[Stored items]
◆ ◆ ◆ ◆ ◆ ◆ ◆

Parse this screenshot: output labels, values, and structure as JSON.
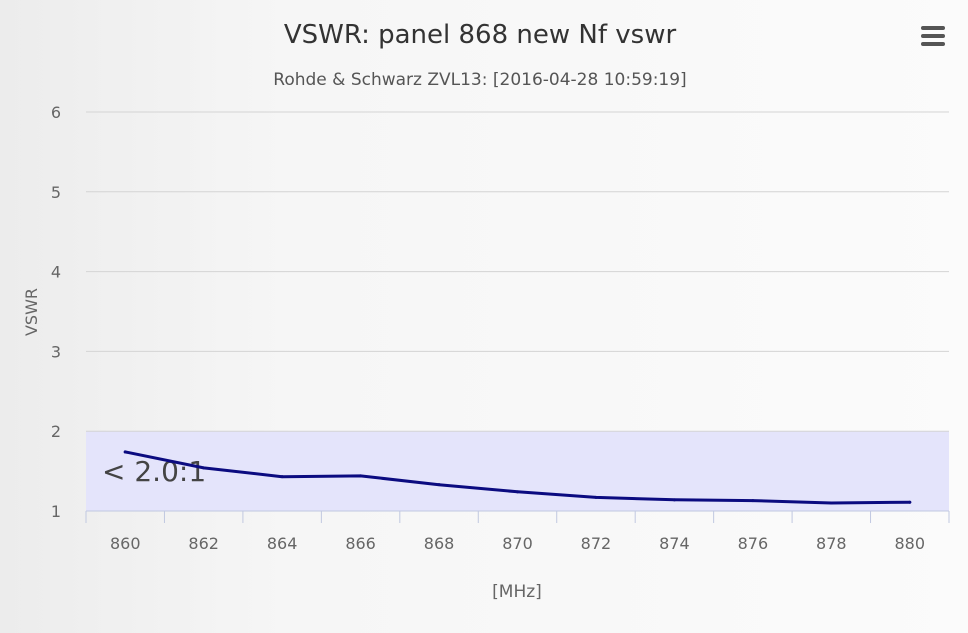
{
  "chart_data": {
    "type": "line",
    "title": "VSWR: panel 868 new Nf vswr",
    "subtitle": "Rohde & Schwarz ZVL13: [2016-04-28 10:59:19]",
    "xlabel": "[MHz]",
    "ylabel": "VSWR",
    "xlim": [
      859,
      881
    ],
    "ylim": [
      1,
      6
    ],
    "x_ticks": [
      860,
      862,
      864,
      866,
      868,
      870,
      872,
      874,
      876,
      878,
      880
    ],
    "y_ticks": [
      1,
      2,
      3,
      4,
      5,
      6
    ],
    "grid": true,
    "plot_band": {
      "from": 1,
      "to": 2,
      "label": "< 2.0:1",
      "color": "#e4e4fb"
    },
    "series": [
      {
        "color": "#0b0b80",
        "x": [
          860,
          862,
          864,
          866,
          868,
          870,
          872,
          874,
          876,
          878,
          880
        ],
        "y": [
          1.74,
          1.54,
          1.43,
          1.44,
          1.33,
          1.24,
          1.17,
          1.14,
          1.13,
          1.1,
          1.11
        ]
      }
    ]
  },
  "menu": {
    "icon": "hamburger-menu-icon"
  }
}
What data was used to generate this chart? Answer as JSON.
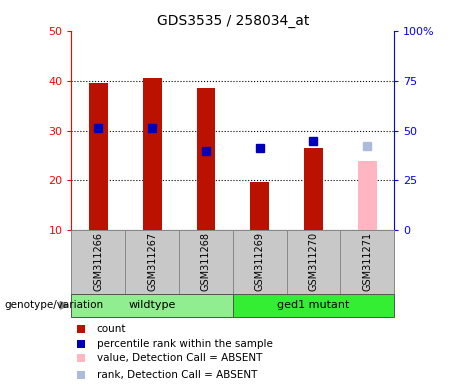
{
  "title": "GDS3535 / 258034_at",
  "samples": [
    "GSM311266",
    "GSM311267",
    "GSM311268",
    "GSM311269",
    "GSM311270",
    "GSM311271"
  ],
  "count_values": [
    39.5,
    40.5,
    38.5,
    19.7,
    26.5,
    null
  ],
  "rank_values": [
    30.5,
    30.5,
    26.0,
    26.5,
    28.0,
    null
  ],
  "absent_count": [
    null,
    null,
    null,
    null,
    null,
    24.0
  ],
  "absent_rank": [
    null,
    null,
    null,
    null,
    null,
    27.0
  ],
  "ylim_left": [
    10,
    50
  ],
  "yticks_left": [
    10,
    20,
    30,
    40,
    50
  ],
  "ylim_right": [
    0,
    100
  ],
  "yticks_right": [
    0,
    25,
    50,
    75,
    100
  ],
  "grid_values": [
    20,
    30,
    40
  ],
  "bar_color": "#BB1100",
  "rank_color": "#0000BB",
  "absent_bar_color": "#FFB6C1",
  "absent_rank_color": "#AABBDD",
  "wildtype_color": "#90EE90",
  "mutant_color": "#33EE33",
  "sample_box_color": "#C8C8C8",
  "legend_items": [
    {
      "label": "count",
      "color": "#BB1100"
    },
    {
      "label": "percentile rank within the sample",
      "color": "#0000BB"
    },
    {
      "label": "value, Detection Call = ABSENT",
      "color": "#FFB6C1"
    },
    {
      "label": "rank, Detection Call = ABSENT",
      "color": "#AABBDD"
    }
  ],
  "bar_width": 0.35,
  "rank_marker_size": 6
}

◆ ◆ ◆ ◆ ◆ ◆ ◆

Stated goal:
Reproduce every record word for word. The copy must contain no pictures.

The completed task:
Parse this screenshot: output labels, values, and structure as JSON.
{
  "chart_data": {
    "type": "line",
    "title": "VSWR: panel 868 new Nf vswr",
    "subtitle": "Rohde & Schwarz ZVL13: [2016-04-28 10:59:19]",
    "xlabel": "[MHz]",
    "ylabel": "VSWR",
    "xlim": [
      859,
      881
    ],
    "ylim": [
      1,
      6
    ],
    "x_ticks": [
      860,
      862,
      864,
      866,
      868,
      870,
      872,
      874,
      876,
      878,
      880
    ],
    "y_ticks": [
      1,
      2,
      3,
      4,
      5,
      6
    ],
    "grid": true,
    "plot_band": {
      "from": 1,
      "to": 2,
      "label": "< 2.0:1",
      "color": "#e4e4fb"
    },
    "series": [
      {
        "color": "#0b0b80",
        "x": [
          860,
          862,
          864,
          866,
          868,
          870,
          872,
          874,
          876,
          878,
          880
        ],
        "y": [
          1.74,
          1.54,
          1.43,
          1.44,
          1.33,
          1.24,
          1.17,
          1.14,
          1.13,
          1.1,
          1.11
        ]
      }
    ]
  },
  "menu": {
    "icon": "hamburger-menu-icon"
  }
}
What data was used to generate this chart? Answer as JSON.
{
  "title": "GDS3535 / 258034_at",
  "samples": [
    "GSM311266",
    "GSM311267",
    "GSM311268",
    "GSM311269",
    "GSM311270",
    "GSM311271"
  ],
  "count_values": [
    39.5,
    40.5,
    38.5,
    19.7,
    26.5,
    null
  ],
  "rank_values": [
    30.5,
    30.5,
    26.0,
    26.5,
    28.0,
    null
  ],
  "absent_count": [
    null,
    null,
    null,
    null,
    null,
    24.0
  ],
  "absent_rank": [
    null,
    null,
    null,
    null,
    null,
    27.0
  ],
  "ylim_left": [
    10,
    50
  ],
  "yticks_left": [
    10,
    20,
    30,
    40,
    50
  ],
  "ylim_right": [
    0,
    100
  ],
  "yticks_right": [
    0,
    25,
    50,
    75,
    100
  ],
  "grid_values": [
    20,
    30,
    40
  ],
  "bar_color": "#BB1100",
  "rank_color": "#0000BB",
  "absent_bar_color": "#FFB6C1",
  "absent_rank_color": "#AABBDD",
  "wildtype_color": "#90EE90",
  "mutant_color": "#33EE33",
  "sample_box_color": "#C8C8C8",
  "legend_items": [
    {
      "label": "count",
      "color": "#BB1100"
    },
    {
      "label": "percentile rank within the sample",
      "color": "#0000BB"
    },
    {
      "label": "value, Detection Call = ABSENT",
      "color": "#FFB6C1"
    },
    {
      "label": "rank, Detection Call = ABSENT",
      "color": "#AABBDD"
    }
  ],
  "bar_width": 0.35,
  "rank_marker_size": 6
}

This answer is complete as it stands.